● **Objective**:
Wherever the word "Fishing" appears in a line, extract that line.
━━━ Dataset records ━━━
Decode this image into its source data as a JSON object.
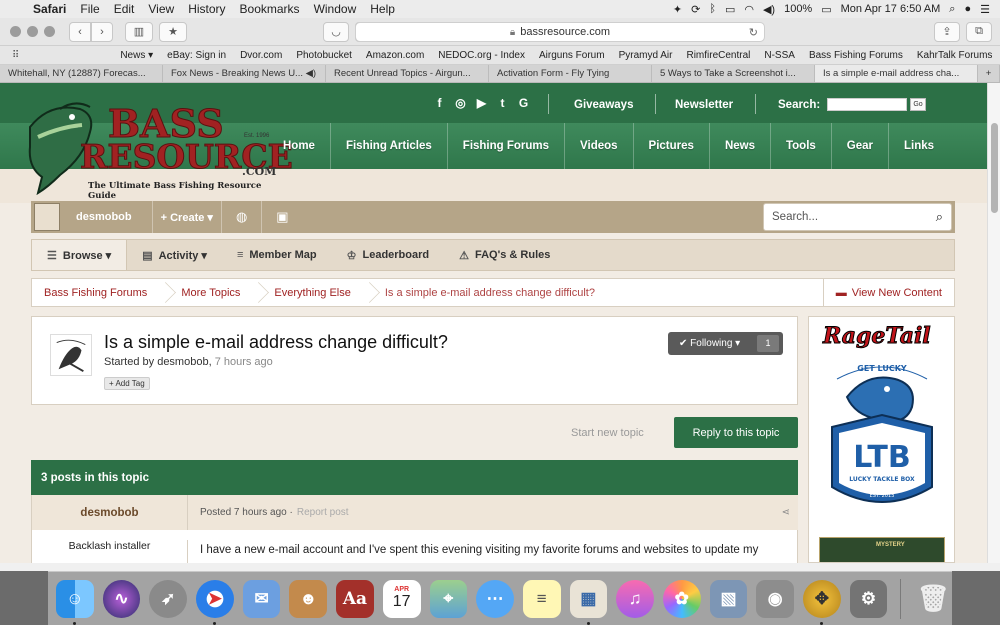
{
  "menubar": {
    "app": "Safari",
    "items": [
      "File",
      "Edit",
      "View",
      "History",
      "Bookmarks",
      "Window",
      "Help"
    ],
    "battery": "100%",
    "datetime": "Mon Apr 17  6:50 AM"
  },
  "toolbar": {
    "url": "bassresource.com"
  },
  "favorites": [
    "News ▾",
    "eBay: Sign in",
    "Dvor.com",
    "Photobucket",
    "Amazon.com",
    "NEDOC.org - Index",
    "Airguns Forum",
    "Pyramyd Air",
    "RimfireCentral",
    "N-SSA",
    "Bass Fishing Forums",
    "KahrTalk Forums"
  ],
  "tabs": [
    "Whitehall, NY (12887) Forecas...",
    "Fox News - Breaking News U... ◀)",
    "Recent Unread Topics - Airgun...",
    "Activation Form - Fly Tying",
    "5 Ways to Take a Screenshot i...",
    "Is a simple e-mail address cha..."
  ],
  "tab_add": "+",
  "site": {
    "logo": {
      "word1": "BASS",
      "word2": "RESOURCE",
      "dotcom": ".COM",
      "est": "Est. 1996",
      "tagline": "The Ultimate Bass Fishing Resource Guide"
    },
    "social": [
      "f",
      "◎",
      "▶",
      "t",
      "G"
    ],
    "toplinks": {
      "giveaways": "Giveaways",
      "newsletter": "Newsletter",
      "search": "Search:",
      "go": "Go"
    },
    "nav": [
      "Home",
      "Fishing Articles",
      "Fishing Forums",
      "Videos",
      "Pictures",
      "News",
      "Tools",
      "Gear",
      "Links"
    ]
  },
  "userbar": {
    "username": "desmobob",
    "create": "+ Create ▾",
    "search_placeholder": "Search..."
  },
  "subnav": [
    {
      "icon": "☰",
      "label": "Browse ▾"
    },
    {
      "icon": "▤",
      "label": "Activity ▾"
    },
    {
      "icon": "≡",
      "label": "Member Map"
    },
    {
      "icon": "♔",
      "label": "Leaderboard"
    },
    {
      "icon": "⚠",
      "label": "FAQ's & Rules"
    }
  ],
  "breadcrumb": [
    "Bass Fishing Forums",
    "More Topics",
    "Everything Else",
    "Is a simple e-mail address change difficult?"
  ],
  "view_new": "View New Content",
  "topic": {
    "title": "Is a simple e-mail address change difficult?",
    "started_by": "Started by desmobob,",
    "ago": "7 hours ago",
    "add_tag": "+ Add Tag",
    "following": "✔ Following ▾",
    "follow_count": "1"
  },
  "actions": {
    "start_new": "Start new topic",
    "reply": "Reply to this topic"
  },
  "posts": {
    "header": "3 posts in this topic",
    "first": {
      "author": "desmobob",
      "posted": "Posted 7 hours ago ·",
      "report": "Report post",
      "role": "Backlash installer",
      "body": "I have a new e-mail account and I've spent this evening visiting my favorite forums and websites to update my"
    }
  },
  "ad": {
    "brand": "RageTail",
    "get_lucky": "GET LUCKY",
    "ltb": "LTB",
    "ltb_sub": "LUCKY TACKLE BOX",
    "est": "EST. 2013",
    "mystery": "MYSTERY"
  },
  "dock": [
    "Finder",
    "Siri",
    "Launchpad",
    "Safari",
    "Mail",
    "Contacts",
    "Dictionary",
    "Calendar",
    "Maps",
    "Messages",
    "Notes",
    "Preview",
    "iTunes",
    "Photos",
    "Image Capture",
    "Screenshot",
    "Compass",
    "System Preferences",
    "Trash"
  ],
  "dock_calendar_month": "APR",
  "dock_calendar_day": "17"
}
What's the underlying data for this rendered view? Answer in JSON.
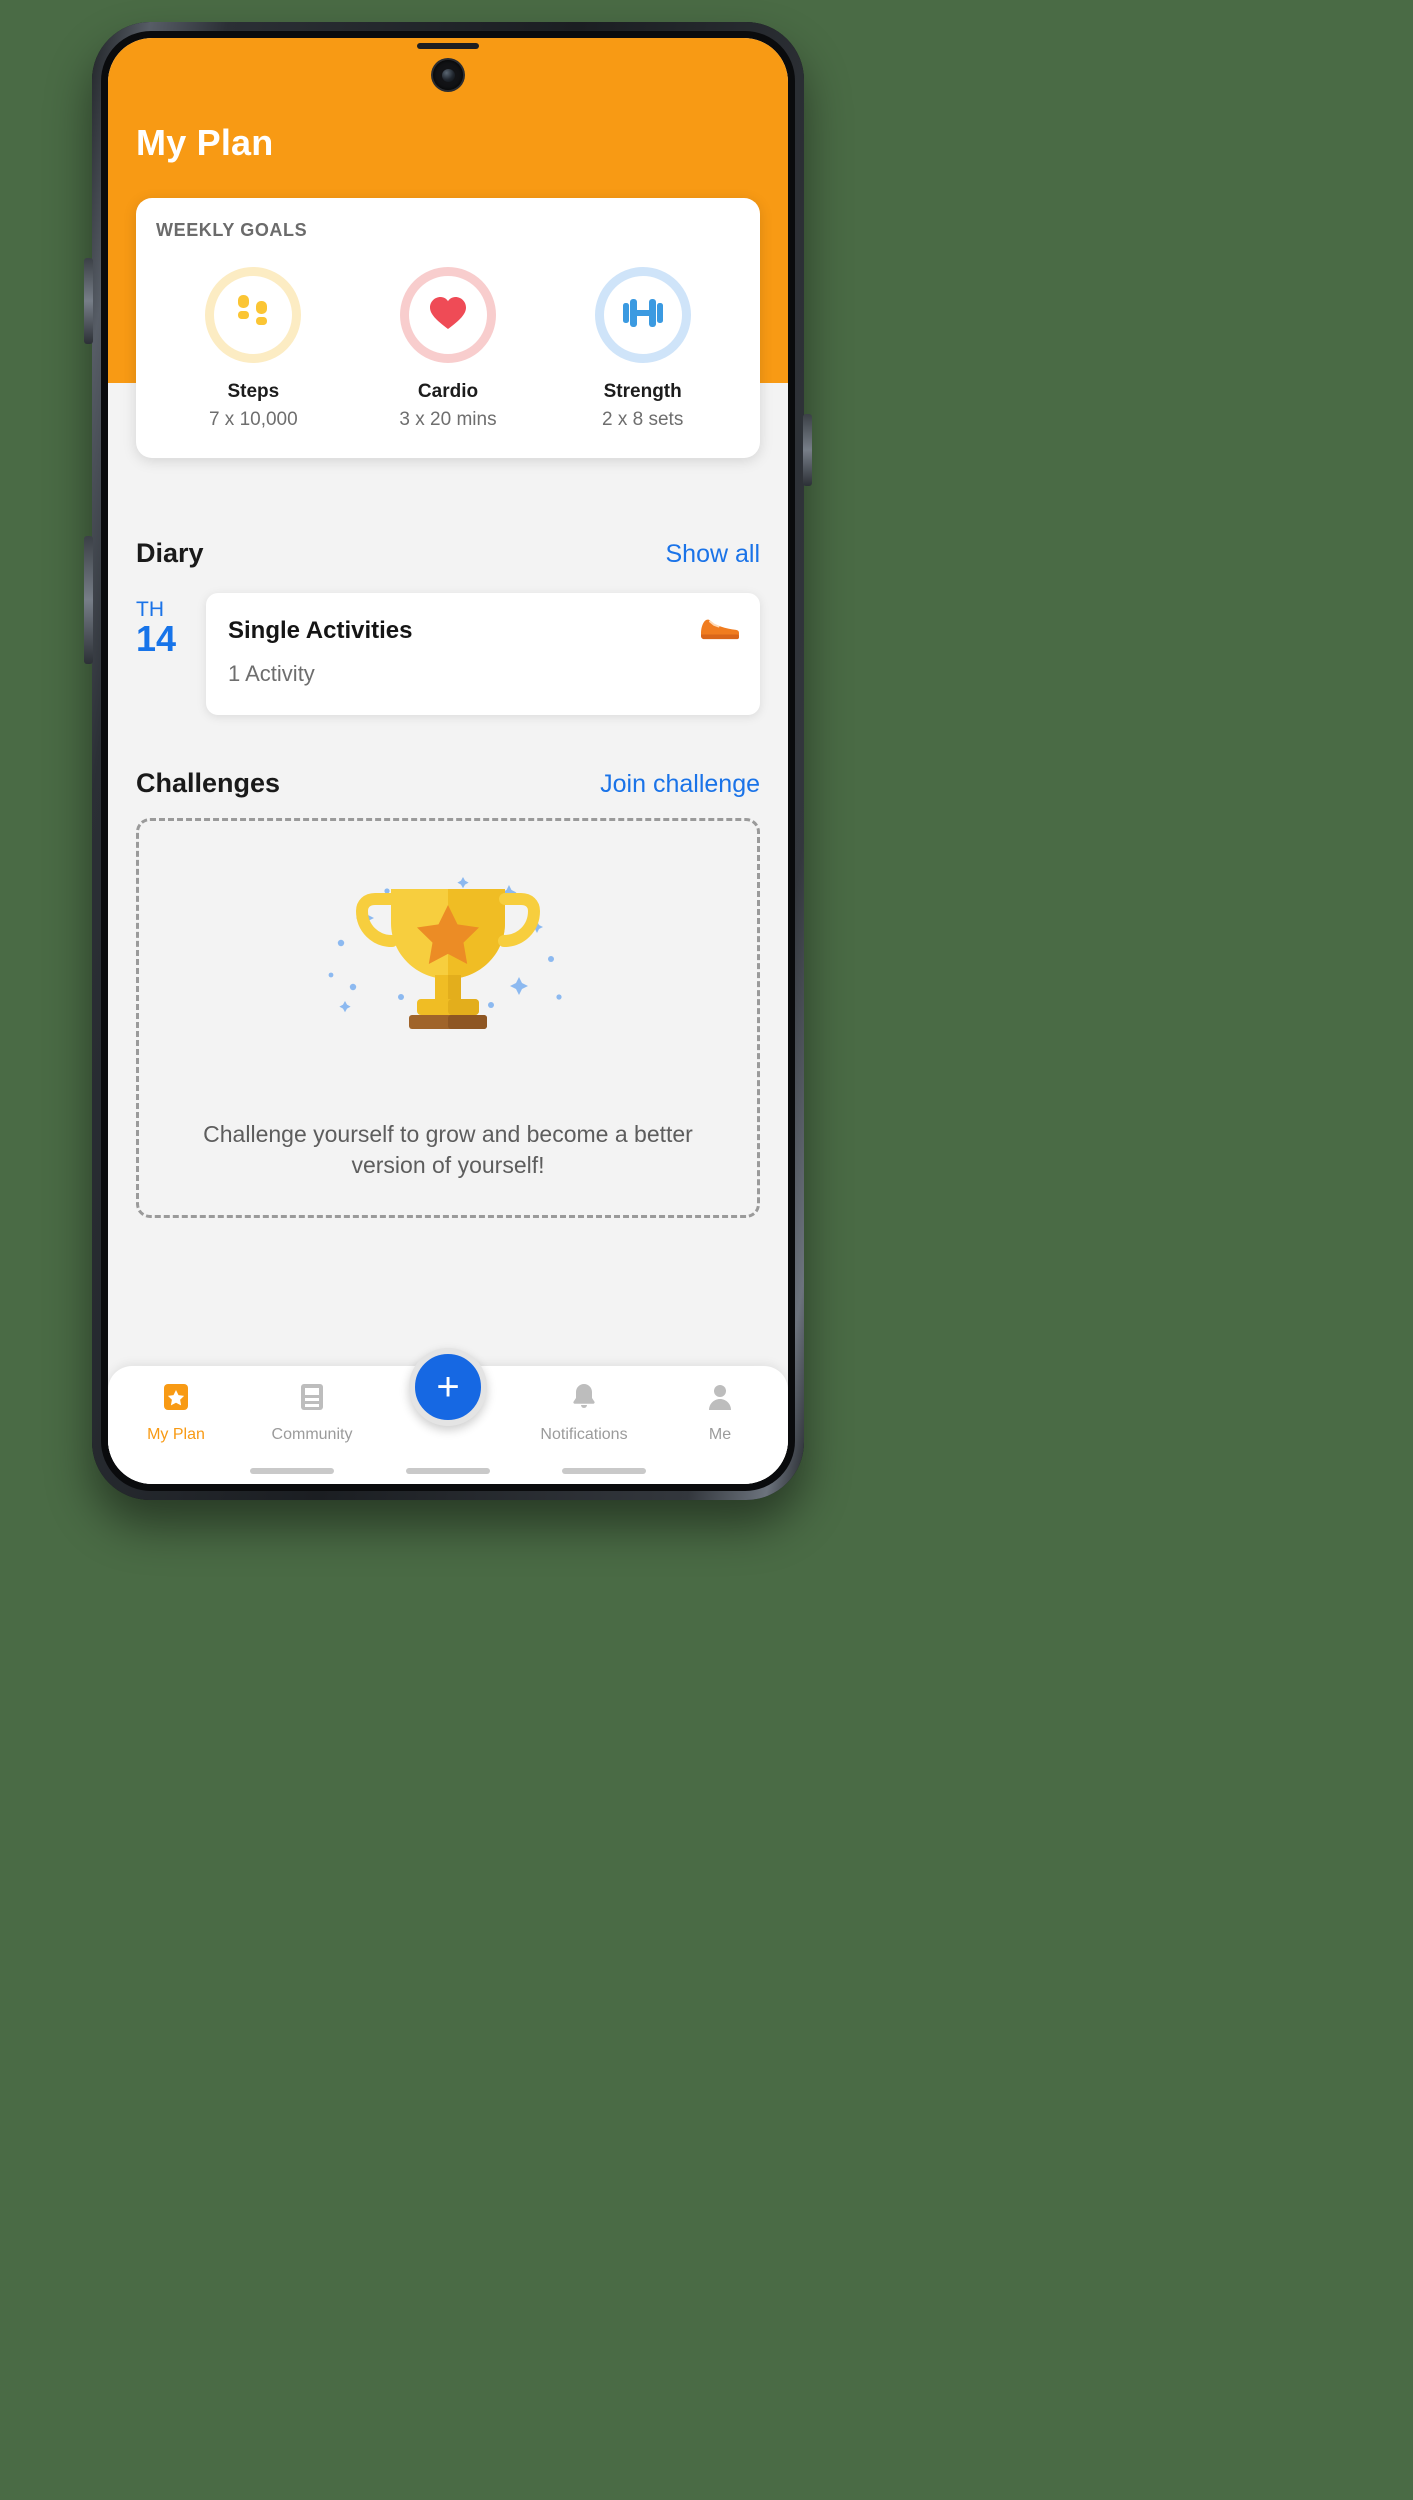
{
  "header": {
    "title": "My Plan"
  },
  "weekly_goals": {
    "section_title": "WEEKLY GOALS",
    "items": [
      {
        "icon": "footprints-icon",
        "label": "Steps",
        "value": "7 x 10,000",
        "ring_color": "#fcecc3",
        "accent": "#fbc534"
      },
      {
        "icon": "heart-icon",
        "label": "Cardio",
        "value": "3 x 20 mins",
        "ring_color": "#f8cdcd",
        "accent": "#ef4b56"
      },
      {
        "icon": "dumbbell-icon",
        "label": "Strength",
        "value": "2 x 8 sets",
        "ring_color": "#cfe4f9",
        "accent": "#3b9ae1"
      }
    ]
  },
  "diary": {
    "title": "Diary",
    "link": "Show all",
    "entry": {
      "day_of_week": "TH",
      "day_number": "14",
      "card_title": "Single Activities",
      "card_subtitle": "1 Activity",
      "icon": "sneaker-icon"
    }
  },
  "challenges": {
    "title": "Challenges",
    "link": "Join challenge",
    "illustration": "trophy-icon",
    "empty_text": "Challenge yourself to grow and become a better version of yourself!"
  },
  "bottom_nav": {
    "items": [
      {
        "label": "My Plan",
        "icon": "star-badge-icon",
        "active": true
      },
      {
        "label": "Community",
        "icon": "feed-icon",
        "active": false
      },
      {
        "label": "Notifications",
        "icon": "bell-icon",
        "active": false
      },
      {
        "label": "Me",
        "icon": "person-icon",
        "active": false
      }
    ],
    "fab": {
      "label": "+",
      "icon": "plus-icon",
      "color": "#1668e3"
    }
  },
  "colors": {
    "header_orange": "#f89a14",
    "accent_blue": "#1a73e8",
    "page_bg": "#f3f3f3"
  }
}
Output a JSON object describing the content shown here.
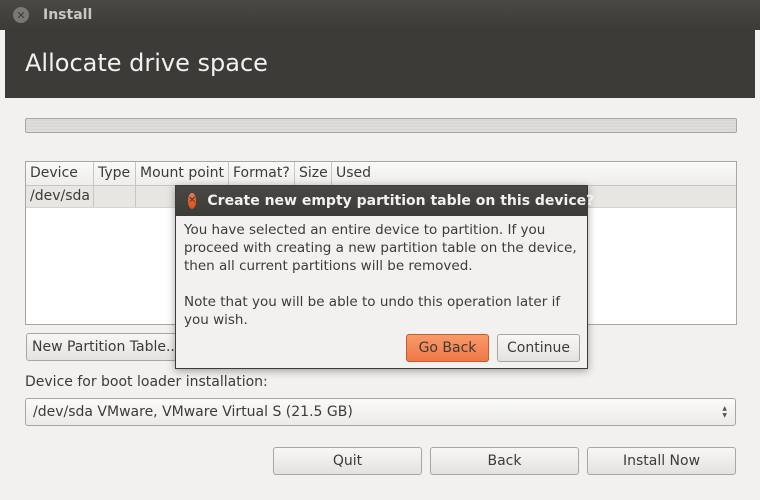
{
  "window": {
    "title": "Install"
  },
  "header": {
    "title": "Allocate drive space"
  },
  "table": {
    "columns": [
      "Device",
      "Type",
      "Mount point",
      "Format?",
      "Size",
      "Used"
    ],
    "rows": [
      [
        "/dev/sda",
        "",
        "",
        "",
        "",
        ""
      ]
    ]
  },
  "actions": {
    "new_partition_table": "New Partition Table..."
  },
  "bootloader": {
    "label": "Device for boot loader installation:",
    "selected": "/dev/sda VMware, VMware Virtual S (21.5 GB)"
  },
  "footer": {
    "quit": "Quit",
    "back": "Back",
    "install_now": "Install Now"
  },
  "dialog": {
    "title": "Create new empty partition table on this device?",
    "message_1": "You have selected an entire device to partition. If you proceed with creating a new partition table on the device, then all current partitions will be removed.",
    "message_2": "Note that you will be able to undo this operation later if you wish.",
    "go_back": "Go Back",
    "continue": "Continue"
  },
  "colors": {
    "accent": "#f07746",
    "header_bg": "#3c3b37",
    "window_bg": "#f2f1f0"
  }
}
━━━
● **Answer for the task**:
    "Bass Fishing Forums",
      "tagline": "The Ultimate Bass Fishing Resource Guide"
      "Fishing Articles",
      "Fishing Forums",
    "Bass Fishing Forums",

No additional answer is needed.